[What you need to do] Give nothing except the number of lines containing the word "years".

::::

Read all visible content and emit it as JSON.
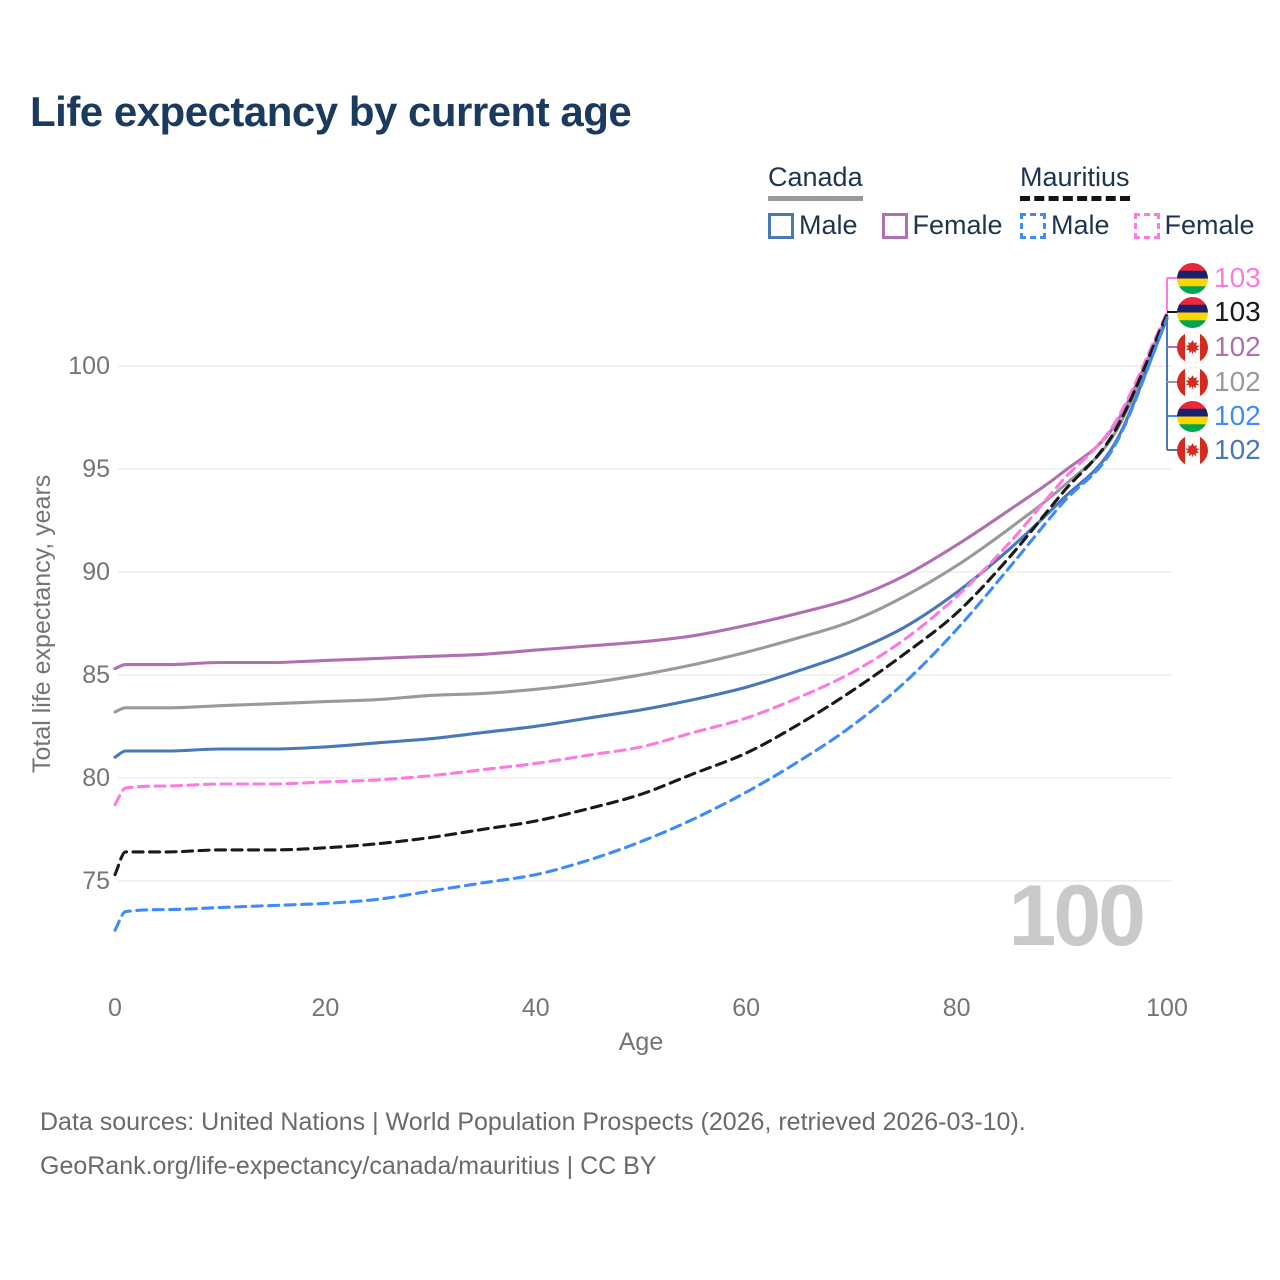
{
  "title": "Life expectancy by current age",
  "watermark": "100",
  "legend": {
    "groups": [
      {
        "label": "Canada",
        "line_style": "solid",
        "underline_color": "#9a9a9a",
        "items": [
          {
            "label": "Male",
            "series": "canada-male"
          },
          {
            "label": "Female",
            "series": "canada-female"
          }
        ]
      },
      {
        "label": "Mauritius",
        "line_style": "dashed",
        "underline_color": "#141414",
        "items": [
          {
            "label": "Male",
            "series": "mauritius-male"
          },
          {
            "label": "Female",
            "series": "mauritius-female"
          }
        ]
      }
    ]
  },
  "axes": {
    "x_label": "Age",
    "y_label": "Total life expectancy, years",
    "x_ticks": [
      0,
      20,
      40,
      60,
      80,
      100
    ],
    "y_ticks": [
      75,
      80,
      85,
      90,
      95,
      100
    ]
  },
  "chart_data": {
    "type": "line",
    "title": "Life expectancy by current age",
    "xlabel": "Age",
    "ylabel": "Total life expectancy, years",
    "xlim": [
      0,
      100
    ],
    "ylim": [
      72,
      103
    ],
    "grid": "horizontal",
    "x": [
      0,
      1,
      5,
      10,
      15,
      20,
      25,
      30,
      35,
      40,
      45,
      50,
      55,
      60,
      65,
      70,
      75,
      80,
      85,
      90,
      95,
      100
    ],
    "series": [
      {
        "id": "canada-female",
        "name": "Canada Female",
        "color": "#b06fb2",
        "dash": false,
        "values": [
          85.3,
          85.5,
          85.5,
          85.6,
          85.6,
          85.7,
          85.8,
          85.9,
          86.0,
          86.2,
          86.4,
          86.6,
          86.9,
          87.4,
          88.0,
          88.7,
          89.8,
          91.3,
          93.0,
          94.8,
          97.1,
          102.4
        ]
      },
      {
        "id": "canada-both",
        "name": "Canada Both sexes",
        "color": "#9a9a9a",
        "dash": false,
        "values": [
          83.2,
          83.4,
          83.4,
          83.5,
          83.6,
          83.7,
          83.8,
          84.0,
          84.1,
          84.3,
          84.6,
          85.0,
          85.5,
          86.1,
          86.8,
          87.6,
          88.8,
          90.3,
          92.1,
          94.1,
          96.7,
          102.4
        ]
      },
      {
        "id": "canada-male",
        "name": "Canada Male",
        "color": "#4878ba",
        "dash": false,
        "values": [
          81.0,
          81.3,
          81.3,
          81.4,
          81.4,
          81.5,
          81.7,
          81.9,
          82.2,
          82.5,
          82.9,
          83.3,
          83.8,
          84.4,
          85.2,
          86.1,
          87.3,
          89.0,
          91.1,
          93.5,
          96.2,
          102.3
        ]
      },
      {
        "id": "mauritius-female",
        "name": "Mauritius Female",
        "color": "#ff7ade",
        "dash": true,
        "values": [
          78.7,
          79.5,
          79.6,
          79.7,
          79.7,
          79.8,
          79.9,
          80.1,
          80.4,
          80.7,
          81.1,
          81.5,
          82.2,
          82.9,
          83.9,
          85.1,
          86.7,
          88.8,
          91.4,
          94.4,
          97.2,
          102.6
        ]
      },
      {
        "id": "mauritius-both",
        "name": "Mauritius Both sexes",
        "color": "#1a1a1a",
        "dash": true,
        "values": [
          75.3,
          76.4,
          76.4,
          76.5,
          76.5,
          76.6,
          76.8,
          77.1,
          77.5,
          77.9,
          78.5,
          79.2,
          80.2,
          81.2,
          82.6,
          84.2,
          86.0,
          88.0,
          90.7,
          93.8,
          96.8,
          102.5
        ]
      },
      {
        "id": "mauritius-male",
        "name": "Mauritius Male",
        "color": "#3e8bff",
        "dash": true,
        "values": [
          72.6,
          73.5,
          73.6,
          73.7,
          73.8,
          73.9,
          74.1,
          74.5,
          74.9,
          75.3,
          76.0,
          76.9,
          78.0,
          79.3,
          80.8,
          82.5,
          84.6,
          87.2,
          90.2,
          93.3,
          96.1,
          102.3
        ]
      }
    ],
    "end_labels": [
      {
        "value": "103",
        "series": "mauritius-female",
        "flag": "mauritius"
      },
      {
        "value": "103",
        "series": "mauritius-both",
        "flag": "mauritius"
      },
      {
        "value": "102",
        "series": "canada-female",
        "flag": "canada"
      },
      {
        "value": "102",
        "series": "canada-both",
        "flag": "canada"
      },
      {
        "value": "102",
        "series": "mauritius-male",
        "flag": "mauritius"
      },
      {
        "value": "102",
        "series": "canada-male",
        "flag": "canada"
      }
    ],
    "flag_colors": {
      "mauritius": [
        "#EA2839",
        "#1A206D",
        "#FFD500",
        "#00A551"
      ],
      "canada": {
        "red": "#d52b1e",
        "white": "#ffffff"
      }
    }
  },
  "footer": {
    "line1": "Data sources: United Nations | World Population Prospects (2026, retrieved 2026-03-10).",
    "line2": "GeoRank.org/life-expectancy/canada/mauritius | CC BY"
  }
}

::::

[Result] 2